The convention holds panels and workshops on comic books, video gaming, costuming, and related topics from popular culture. Free play and tournaments include Super Smash Bros., Tekken, Injustice: Gods Among Us, Marvel Vs. Capcom, Mortal Kombat, and Dragon Ball FighterZ, as well as board games and role playing games. Live performances have included bands, DJs, hypnotists, Rocky Horror Picture Show performances, karaoke, and Love Live! dance performances.
--------------------------------
EXERCISE 1 |
Answer these questions about the convention description.
(a) What topics do the panels and workshops cover?
(b) Besides video games, what kinds of games are offered for free play and tournaments?
(c) Which dance performances are named among the live performances?
EXERCISE 2 |
Reproduce the part of the convention description that runs from "The convention holds" up to and including "Live! dance performances.".

(Stored items from a collection)
--------------------------------
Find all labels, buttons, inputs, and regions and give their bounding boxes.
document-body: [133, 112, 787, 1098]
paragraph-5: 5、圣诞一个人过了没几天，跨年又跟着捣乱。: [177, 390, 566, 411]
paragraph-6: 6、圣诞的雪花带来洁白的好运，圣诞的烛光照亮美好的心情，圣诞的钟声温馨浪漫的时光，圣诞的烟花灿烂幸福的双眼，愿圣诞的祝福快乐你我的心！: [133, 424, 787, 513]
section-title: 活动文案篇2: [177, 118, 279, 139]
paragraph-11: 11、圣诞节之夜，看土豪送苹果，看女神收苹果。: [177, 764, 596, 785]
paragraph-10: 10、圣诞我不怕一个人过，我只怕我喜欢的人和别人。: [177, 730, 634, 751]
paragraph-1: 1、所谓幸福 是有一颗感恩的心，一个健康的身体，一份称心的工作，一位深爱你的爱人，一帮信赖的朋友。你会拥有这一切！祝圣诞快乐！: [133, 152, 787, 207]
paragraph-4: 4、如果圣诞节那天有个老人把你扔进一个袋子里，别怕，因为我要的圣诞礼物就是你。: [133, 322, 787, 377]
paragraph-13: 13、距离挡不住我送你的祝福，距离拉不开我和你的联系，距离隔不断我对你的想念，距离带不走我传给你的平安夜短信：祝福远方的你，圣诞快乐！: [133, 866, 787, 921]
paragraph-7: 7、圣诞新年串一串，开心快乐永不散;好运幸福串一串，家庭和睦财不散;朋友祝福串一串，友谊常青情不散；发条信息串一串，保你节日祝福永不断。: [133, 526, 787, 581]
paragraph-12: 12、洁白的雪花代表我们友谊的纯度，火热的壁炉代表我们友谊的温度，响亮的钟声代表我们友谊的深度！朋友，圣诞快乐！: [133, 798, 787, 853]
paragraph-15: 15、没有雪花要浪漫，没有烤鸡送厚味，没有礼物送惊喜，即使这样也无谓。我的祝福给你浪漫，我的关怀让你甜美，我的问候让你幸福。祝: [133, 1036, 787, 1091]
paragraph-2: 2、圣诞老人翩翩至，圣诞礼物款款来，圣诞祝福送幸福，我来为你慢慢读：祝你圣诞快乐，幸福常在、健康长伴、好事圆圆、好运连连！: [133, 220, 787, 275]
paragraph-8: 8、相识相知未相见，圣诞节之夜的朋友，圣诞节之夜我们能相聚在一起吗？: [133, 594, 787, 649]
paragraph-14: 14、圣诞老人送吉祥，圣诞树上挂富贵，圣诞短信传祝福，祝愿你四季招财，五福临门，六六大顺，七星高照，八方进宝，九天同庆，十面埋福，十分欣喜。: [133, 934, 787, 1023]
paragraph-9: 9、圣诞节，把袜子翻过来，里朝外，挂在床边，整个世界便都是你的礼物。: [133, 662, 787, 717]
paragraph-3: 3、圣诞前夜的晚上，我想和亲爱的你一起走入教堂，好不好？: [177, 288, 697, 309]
--------------------------------
TASK ANSWER 1 |
(a) Comic books, video gaming, costuming, and related topics from popular culture.
(b) Board games and role playing games.
(c) Love Live! dance performances.

TASK ANSWER 2 |
The convention holds panels and workshops on comic books, video gaming, costuming, and related topics from popular culture. Free play and tournaments include Super Smash Bros., Tekken, Injustice: Gods Among Us, Marvel Vs. Capcom, Mortal Kombat, and Dragon Ball FighterZ, as well as board games and role playing games. Live performances have included bands, DJs, hypnotists, Rocky Horror Picture Show performances, karaoke, and Love Live! dance performances.